== THE EXERCISE ==
From the entries provided below, copy each line that contains the word "bien".

Stored items
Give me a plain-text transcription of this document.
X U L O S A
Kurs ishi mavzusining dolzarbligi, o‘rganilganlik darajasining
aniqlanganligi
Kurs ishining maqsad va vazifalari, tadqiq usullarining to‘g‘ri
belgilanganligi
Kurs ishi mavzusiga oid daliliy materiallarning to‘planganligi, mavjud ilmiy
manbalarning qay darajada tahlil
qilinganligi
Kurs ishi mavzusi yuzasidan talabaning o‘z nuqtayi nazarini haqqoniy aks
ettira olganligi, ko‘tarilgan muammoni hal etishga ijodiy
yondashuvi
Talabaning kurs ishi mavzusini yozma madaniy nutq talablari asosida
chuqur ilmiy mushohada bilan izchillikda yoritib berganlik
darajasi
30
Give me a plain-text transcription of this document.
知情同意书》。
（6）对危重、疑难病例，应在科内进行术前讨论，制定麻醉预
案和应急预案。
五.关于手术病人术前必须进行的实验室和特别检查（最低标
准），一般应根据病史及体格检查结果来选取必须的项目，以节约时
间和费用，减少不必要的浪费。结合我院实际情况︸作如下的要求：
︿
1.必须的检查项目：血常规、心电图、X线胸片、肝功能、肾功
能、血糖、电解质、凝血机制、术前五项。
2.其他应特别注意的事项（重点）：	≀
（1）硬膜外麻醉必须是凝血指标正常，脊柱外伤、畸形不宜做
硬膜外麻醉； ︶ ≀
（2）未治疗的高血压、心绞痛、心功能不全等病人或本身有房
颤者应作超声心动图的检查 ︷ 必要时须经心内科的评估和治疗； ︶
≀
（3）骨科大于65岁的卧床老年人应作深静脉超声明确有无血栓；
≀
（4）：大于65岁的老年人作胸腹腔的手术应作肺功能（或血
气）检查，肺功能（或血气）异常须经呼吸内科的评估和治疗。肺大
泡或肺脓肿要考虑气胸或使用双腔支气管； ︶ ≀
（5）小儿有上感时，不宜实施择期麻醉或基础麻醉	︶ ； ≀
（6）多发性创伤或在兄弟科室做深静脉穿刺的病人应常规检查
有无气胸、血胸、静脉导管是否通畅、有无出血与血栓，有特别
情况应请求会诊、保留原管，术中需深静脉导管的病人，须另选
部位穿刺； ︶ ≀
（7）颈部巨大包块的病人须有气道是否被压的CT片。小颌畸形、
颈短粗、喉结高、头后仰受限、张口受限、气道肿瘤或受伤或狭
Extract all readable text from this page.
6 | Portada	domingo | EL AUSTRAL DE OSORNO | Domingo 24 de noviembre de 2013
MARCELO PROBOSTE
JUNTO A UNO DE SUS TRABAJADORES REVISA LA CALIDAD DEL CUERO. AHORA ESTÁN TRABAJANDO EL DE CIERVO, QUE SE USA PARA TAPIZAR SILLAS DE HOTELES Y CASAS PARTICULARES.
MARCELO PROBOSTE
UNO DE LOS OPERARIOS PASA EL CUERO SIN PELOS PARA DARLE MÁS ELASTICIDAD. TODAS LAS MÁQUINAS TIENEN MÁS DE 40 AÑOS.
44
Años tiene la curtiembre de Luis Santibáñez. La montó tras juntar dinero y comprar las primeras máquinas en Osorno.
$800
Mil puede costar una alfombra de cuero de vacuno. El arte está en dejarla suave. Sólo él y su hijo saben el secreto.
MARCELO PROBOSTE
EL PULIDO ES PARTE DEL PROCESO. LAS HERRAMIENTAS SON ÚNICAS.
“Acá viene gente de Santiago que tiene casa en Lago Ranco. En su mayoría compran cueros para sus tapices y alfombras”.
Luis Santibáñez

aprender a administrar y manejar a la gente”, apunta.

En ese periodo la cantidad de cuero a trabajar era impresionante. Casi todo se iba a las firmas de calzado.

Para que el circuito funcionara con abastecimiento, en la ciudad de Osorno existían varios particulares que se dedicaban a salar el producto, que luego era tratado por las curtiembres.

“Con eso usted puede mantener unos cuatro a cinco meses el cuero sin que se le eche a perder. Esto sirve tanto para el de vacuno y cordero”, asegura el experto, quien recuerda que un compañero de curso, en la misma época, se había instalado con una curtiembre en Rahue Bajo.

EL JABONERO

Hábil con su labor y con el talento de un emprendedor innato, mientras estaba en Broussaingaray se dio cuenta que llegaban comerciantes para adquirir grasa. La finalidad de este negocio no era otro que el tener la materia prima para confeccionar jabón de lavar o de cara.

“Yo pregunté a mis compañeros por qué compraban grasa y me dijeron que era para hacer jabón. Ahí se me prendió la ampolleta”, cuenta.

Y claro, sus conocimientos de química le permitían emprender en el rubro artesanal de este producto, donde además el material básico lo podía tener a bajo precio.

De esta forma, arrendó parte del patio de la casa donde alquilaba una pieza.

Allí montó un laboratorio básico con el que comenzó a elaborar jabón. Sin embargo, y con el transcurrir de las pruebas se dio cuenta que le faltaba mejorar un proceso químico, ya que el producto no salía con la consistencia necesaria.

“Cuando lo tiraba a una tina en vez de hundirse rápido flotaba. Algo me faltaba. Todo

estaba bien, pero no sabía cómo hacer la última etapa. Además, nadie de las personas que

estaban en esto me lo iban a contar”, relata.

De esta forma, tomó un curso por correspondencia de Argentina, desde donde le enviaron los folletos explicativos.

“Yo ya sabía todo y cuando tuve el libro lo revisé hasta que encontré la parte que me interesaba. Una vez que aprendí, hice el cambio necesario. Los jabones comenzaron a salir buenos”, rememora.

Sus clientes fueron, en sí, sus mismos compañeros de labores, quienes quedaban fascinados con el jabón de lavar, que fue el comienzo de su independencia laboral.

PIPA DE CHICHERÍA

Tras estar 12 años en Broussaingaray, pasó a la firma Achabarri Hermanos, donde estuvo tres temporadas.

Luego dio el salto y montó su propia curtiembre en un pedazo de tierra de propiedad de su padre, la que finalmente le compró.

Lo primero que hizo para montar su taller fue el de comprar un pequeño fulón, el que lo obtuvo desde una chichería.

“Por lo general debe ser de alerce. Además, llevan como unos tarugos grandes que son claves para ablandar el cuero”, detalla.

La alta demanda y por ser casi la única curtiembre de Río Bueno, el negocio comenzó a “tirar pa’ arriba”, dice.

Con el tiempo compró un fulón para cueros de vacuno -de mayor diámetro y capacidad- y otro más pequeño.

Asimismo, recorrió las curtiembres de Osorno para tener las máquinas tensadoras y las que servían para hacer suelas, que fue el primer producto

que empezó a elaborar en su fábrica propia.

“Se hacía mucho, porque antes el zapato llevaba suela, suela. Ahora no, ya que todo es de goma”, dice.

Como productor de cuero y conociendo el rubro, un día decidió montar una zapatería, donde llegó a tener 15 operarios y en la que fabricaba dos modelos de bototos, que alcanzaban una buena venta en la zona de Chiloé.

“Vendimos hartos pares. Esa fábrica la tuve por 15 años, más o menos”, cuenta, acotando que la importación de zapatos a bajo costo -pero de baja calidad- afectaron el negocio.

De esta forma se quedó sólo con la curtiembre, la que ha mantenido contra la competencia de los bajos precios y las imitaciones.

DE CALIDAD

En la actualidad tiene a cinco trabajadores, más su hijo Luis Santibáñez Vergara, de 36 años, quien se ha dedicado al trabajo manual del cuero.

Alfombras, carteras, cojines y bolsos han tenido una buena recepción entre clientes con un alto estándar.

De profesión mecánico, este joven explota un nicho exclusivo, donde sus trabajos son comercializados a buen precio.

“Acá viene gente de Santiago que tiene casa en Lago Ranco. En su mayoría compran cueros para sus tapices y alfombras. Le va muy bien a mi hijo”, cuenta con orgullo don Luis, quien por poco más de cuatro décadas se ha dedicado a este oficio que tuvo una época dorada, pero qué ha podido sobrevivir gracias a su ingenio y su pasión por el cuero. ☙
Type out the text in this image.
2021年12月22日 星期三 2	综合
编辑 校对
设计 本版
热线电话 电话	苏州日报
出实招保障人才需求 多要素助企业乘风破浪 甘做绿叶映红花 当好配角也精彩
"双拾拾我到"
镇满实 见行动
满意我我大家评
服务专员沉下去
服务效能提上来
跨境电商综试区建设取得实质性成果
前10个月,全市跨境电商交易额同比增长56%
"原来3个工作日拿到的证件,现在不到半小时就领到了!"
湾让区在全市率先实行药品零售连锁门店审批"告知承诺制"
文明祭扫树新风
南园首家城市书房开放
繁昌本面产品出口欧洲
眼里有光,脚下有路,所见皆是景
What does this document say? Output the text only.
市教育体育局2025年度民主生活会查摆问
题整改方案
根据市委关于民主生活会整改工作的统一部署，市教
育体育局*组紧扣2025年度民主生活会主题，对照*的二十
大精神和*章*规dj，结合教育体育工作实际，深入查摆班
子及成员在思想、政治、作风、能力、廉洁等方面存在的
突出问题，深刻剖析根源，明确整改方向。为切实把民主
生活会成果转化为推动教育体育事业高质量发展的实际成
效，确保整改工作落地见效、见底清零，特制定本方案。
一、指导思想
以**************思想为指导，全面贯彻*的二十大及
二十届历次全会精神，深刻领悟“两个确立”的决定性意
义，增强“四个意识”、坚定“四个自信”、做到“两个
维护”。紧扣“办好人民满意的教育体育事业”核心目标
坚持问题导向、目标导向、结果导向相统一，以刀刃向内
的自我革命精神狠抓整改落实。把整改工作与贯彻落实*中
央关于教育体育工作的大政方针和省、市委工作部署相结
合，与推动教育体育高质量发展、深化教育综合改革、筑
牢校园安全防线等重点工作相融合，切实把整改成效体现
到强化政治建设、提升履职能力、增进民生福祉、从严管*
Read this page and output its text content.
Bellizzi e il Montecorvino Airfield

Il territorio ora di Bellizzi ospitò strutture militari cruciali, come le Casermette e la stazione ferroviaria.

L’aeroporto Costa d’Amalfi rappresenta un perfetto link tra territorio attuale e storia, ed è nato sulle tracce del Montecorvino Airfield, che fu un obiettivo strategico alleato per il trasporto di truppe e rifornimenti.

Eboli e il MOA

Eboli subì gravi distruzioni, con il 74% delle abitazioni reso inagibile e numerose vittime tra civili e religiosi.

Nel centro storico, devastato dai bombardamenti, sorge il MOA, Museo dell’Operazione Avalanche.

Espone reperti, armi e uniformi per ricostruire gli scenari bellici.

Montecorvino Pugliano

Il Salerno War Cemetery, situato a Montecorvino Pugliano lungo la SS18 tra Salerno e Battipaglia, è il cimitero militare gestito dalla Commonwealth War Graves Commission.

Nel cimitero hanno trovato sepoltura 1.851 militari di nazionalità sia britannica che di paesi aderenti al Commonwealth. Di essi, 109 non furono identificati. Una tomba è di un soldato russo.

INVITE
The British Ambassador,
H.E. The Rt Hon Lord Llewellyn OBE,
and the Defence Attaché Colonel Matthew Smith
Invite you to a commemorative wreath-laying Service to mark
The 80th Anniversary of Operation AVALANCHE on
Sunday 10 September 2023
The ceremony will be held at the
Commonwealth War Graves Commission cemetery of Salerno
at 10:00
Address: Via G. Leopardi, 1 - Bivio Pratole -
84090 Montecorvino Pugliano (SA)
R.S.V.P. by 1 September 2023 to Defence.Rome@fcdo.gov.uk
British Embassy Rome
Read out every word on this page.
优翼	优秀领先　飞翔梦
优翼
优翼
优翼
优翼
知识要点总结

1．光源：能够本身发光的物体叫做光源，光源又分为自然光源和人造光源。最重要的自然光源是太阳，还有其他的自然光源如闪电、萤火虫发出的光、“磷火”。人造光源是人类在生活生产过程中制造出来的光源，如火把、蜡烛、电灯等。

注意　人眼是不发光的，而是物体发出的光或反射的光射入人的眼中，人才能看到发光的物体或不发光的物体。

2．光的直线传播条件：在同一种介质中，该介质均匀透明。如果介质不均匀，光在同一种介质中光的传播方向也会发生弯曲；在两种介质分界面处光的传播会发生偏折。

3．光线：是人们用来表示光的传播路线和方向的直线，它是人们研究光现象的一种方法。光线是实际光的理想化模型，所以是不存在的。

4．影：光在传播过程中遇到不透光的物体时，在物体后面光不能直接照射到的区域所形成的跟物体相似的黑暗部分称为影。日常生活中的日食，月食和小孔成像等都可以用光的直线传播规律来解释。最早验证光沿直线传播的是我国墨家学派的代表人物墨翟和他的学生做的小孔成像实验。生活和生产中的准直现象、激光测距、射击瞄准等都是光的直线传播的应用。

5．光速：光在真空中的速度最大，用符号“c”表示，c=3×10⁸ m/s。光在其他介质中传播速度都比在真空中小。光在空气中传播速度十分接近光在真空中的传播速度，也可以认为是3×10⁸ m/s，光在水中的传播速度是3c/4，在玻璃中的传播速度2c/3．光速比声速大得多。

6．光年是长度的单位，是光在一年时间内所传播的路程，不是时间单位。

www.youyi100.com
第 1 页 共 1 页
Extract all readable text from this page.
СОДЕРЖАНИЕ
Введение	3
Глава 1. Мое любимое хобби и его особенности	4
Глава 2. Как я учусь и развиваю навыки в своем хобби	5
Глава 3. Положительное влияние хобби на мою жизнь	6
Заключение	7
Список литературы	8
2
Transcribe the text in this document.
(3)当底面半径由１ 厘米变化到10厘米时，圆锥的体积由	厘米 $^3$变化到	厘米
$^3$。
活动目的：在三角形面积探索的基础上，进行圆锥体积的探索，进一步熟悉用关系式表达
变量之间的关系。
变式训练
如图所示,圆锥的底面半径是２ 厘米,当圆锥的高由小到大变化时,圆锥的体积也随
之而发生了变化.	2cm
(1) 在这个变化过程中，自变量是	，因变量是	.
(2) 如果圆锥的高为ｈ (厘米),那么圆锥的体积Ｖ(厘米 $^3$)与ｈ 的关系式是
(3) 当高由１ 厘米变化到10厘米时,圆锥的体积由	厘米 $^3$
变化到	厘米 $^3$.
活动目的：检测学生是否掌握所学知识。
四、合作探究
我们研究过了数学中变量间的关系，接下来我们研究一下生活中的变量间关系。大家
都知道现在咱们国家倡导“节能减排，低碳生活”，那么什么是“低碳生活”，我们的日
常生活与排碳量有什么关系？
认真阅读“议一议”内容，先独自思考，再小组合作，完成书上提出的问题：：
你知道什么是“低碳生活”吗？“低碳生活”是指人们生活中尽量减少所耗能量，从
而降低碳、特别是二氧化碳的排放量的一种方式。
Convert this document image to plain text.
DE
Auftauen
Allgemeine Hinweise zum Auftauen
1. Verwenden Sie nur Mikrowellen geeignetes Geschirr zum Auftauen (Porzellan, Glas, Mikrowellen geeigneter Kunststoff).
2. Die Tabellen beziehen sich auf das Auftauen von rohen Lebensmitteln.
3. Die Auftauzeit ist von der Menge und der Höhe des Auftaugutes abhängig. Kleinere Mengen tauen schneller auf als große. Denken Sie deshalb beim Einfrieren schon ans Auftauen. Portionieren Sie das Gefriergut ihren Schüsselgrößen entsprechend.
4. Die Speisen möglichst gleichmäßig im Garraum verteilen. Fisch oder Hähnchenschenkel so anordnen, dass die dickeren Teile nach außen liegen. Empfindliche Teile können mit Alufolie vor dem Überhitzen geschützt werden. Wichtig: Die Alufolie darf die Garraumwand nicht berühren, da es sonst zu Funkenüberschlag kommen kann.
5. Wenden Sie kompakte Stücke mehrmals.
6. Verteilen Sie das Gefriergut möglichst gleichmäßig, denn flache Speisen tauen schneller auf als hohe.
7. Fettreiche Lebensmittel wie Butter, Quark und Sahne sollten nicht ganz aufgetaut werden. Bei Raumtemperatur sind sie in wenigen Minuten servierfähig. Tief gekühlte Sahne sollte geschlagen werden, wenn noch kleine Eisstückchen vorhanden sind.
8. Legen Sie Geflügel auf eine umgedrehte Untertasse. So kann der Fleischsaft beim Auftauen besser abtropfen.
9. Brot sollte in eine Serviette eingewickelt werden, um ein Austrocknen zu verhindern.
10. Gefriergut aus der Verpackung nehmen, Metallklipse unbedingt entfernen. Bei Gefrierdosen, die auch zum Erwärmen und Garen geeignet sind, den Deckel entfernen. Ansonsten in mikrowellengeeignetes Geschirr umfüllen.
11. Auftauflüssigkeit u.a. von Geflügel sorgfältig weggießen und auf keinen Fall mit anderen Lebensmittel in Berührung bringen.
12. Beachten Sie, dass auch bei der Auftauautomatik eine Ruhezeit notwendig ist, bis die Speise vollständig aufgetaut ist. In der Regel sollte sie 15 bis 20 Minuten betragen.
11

== SOLUTION BELOW ==
estaba bien, pero no sabía cómo hacer la última etapa. Además, nadie de las personas que
“Acá viene gente de Santiago que tiene casa en Lago Ranco. En su mayoría compran cueros para sus tapices y alfombras. Le va muy bien a mi hijo”, cuenta con orgullo don Luis, quien por poco más de cuatro décadas se ha dedicado a este oficio que tuvo una época dorada, pero qué ha podido sobrevivir gracias a su ingenio y su pasión por el cuero. ☙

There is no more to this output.